# Directions for this task
In the listing below, locate the lines that hold the string "Erinnerung". Copy those lines.

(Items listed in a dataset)
·····

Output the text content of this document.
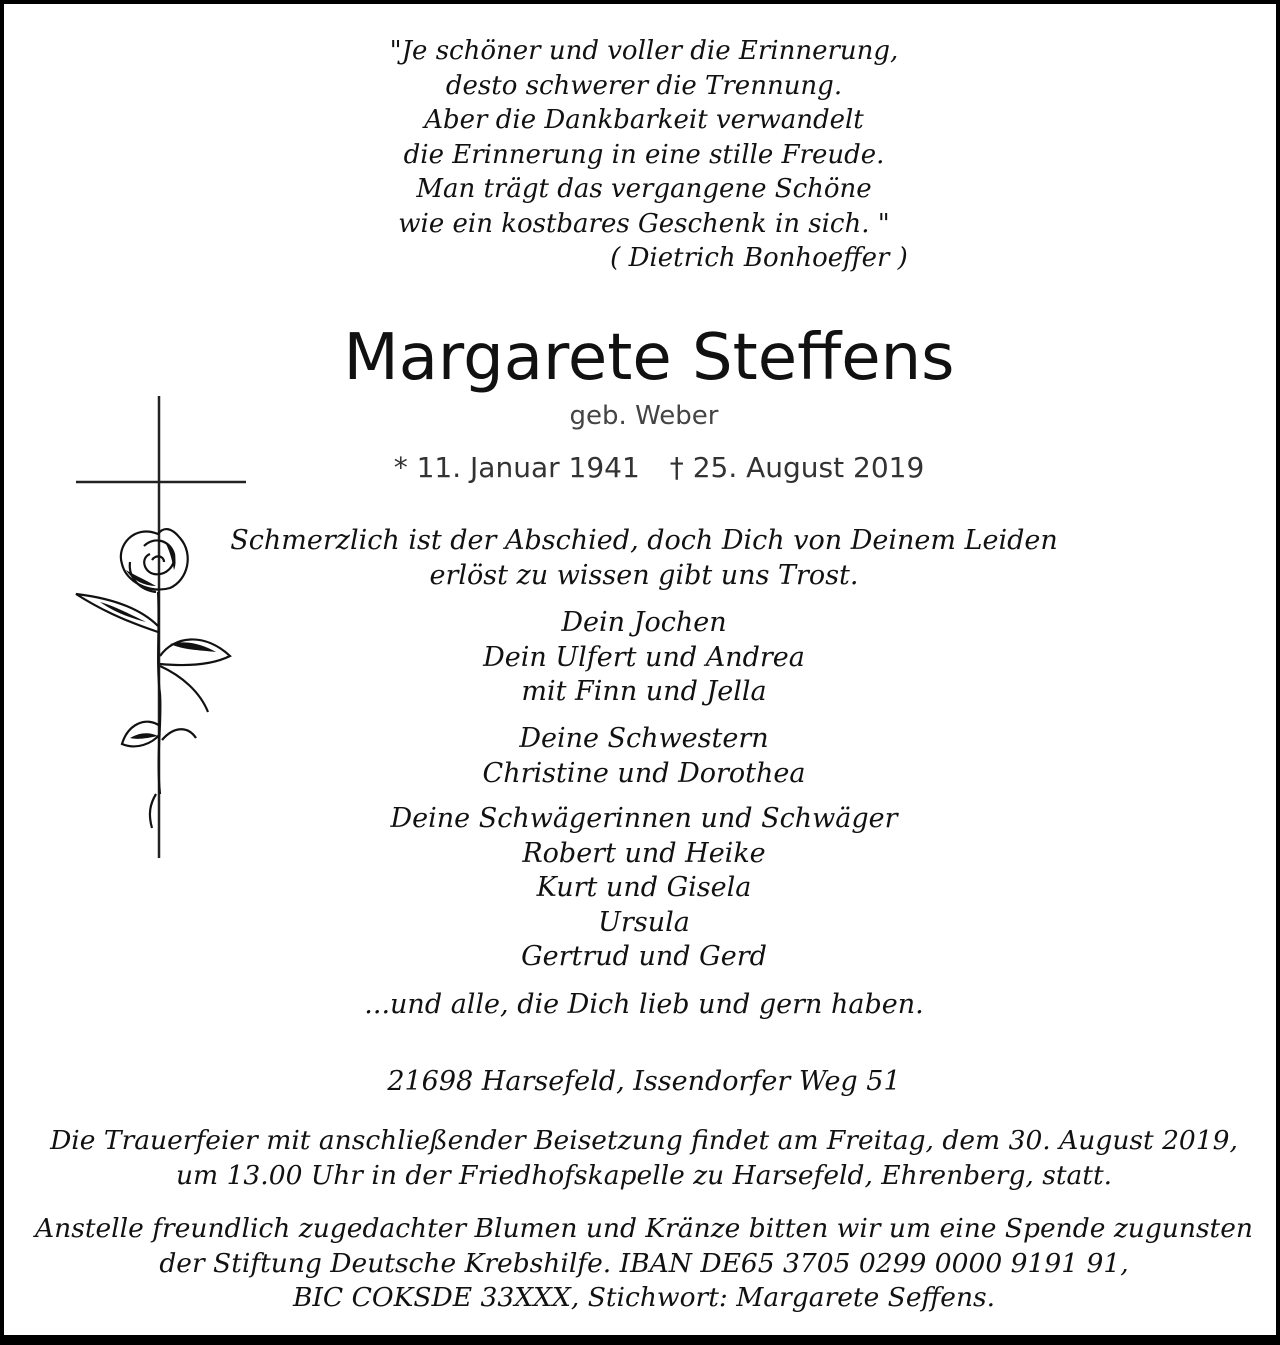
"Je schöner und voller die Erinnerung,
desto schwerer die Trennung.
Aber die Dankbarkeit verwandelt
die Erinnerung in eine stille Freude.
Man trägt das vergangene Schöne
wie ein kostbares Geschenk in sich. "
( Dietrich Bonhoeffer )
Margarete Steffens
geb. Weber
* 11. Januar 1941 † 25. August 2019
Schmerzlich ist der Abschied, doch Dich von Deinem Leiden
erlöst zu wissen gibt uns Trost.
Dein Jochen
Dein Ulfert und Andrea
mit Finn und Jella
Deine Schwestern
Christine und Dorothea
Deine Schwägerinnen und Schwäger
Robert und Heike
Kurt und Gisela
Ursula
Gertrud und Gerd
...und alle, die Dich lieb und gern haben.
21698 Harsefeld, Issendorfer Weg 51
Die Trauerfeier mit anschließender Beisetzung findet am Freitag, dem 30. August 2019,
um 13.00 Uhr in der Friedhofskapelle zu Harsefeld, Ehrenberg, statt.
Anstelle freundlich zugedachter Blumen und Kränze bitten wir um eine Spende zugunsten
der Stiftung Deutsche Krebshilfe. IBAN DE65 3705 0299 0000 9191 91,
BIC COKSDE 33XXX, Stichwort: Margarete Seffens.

·····

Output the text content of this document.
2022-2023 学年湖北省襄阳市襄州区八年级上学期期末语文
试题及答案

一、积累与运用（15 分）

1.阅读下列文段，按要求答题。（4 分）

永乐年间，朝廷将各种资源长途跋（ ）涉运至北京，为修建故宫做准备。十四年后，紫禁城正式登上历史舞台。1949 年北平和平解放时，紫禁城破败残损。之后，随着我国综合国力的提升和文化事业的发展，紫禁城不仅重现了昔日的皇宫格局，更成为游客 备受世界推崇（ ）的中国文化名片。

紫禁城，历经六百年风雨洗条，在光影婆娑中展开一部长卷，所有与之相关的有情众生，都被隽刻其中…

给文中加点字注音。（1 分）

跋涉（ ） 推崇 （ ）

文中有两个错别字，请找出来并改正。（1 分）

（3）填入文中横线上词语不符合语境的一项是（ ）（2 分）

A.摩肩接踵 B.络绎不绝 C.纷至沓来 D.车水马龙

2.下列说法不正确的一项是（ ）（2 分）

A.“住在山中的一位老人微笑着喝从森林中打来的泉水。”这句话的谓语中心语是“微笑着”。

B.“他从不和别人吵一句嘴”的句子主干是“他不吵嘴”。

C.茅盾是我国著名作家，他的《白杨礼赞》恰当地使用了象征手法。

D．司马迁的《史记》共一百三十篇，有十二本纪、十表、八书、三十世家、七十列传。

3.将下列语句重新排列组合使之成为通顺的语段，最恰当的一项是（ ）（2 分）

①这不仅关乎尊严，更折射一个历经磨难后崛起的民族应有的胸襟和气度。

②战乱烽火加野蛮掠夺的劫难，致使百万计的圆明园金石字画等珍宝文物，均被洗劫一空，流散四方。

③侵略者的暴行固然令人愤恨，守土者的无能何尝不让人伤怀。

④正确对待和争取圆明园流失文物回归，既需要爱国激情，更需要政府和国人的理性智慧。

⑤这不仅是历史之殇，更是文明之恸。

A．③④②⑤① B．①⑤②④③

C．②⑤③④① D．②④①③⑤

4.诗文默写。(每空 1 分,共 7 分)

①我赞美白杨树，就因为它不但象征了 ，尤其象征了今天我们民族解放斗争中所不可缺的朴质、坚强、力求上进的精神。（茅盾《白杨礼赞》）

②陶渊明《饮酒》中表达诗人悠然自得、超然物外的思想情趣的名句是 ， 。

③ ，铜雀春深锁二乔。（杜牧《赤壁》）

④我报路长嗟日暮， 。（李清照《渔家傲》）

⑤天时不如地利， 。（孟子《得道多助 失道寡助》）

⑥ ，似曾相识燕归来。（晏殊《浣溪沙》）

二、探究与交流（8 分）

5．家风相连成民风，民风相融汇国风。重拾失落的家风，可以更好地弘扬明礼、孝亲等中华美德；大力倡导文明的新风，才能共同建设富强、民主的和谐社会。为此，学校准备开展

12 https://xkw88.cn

·····

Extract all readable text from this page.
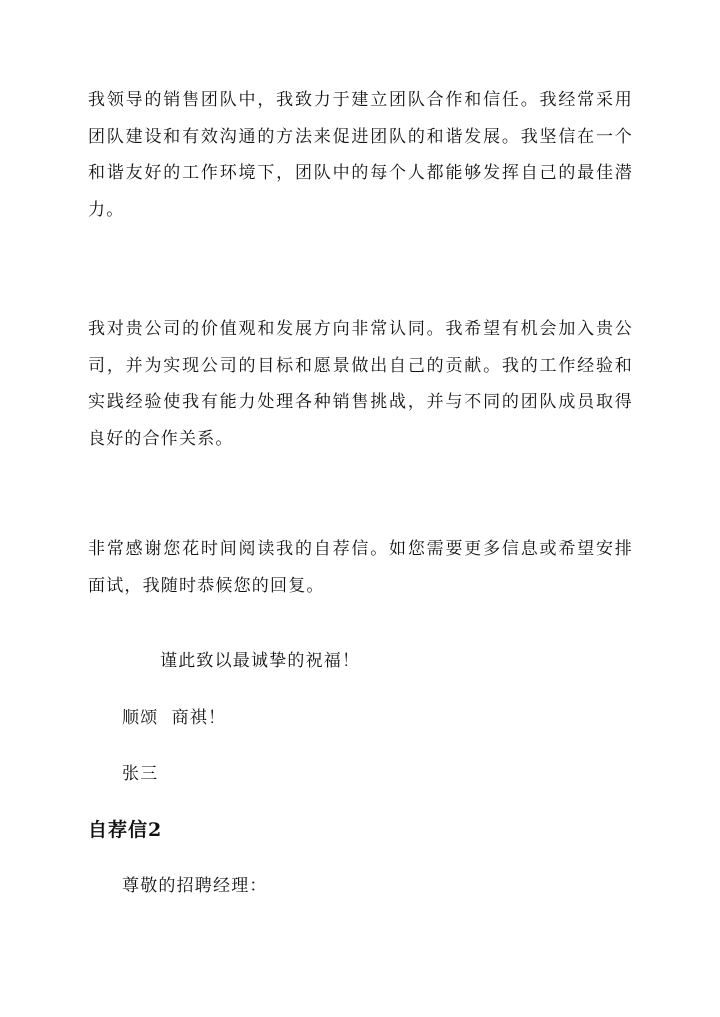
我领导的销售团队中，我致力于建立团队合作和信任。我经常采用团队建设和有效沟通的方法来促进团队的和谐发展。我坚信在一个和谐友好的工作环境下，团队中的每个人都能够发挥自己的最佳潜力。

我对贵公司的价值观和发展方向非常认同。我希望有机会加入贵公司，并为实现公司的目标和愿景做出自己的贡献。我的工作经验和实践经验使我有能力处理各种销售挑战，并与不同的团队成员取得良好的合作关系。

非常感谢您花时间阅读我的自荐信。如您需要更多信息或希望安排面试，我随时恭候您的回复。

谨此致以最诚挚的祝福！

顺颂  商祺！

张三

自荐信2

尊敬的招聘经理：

·····

# Task result
"Je schöner und voller die Erinnerung,
die Erinnerung in eine stille Freude.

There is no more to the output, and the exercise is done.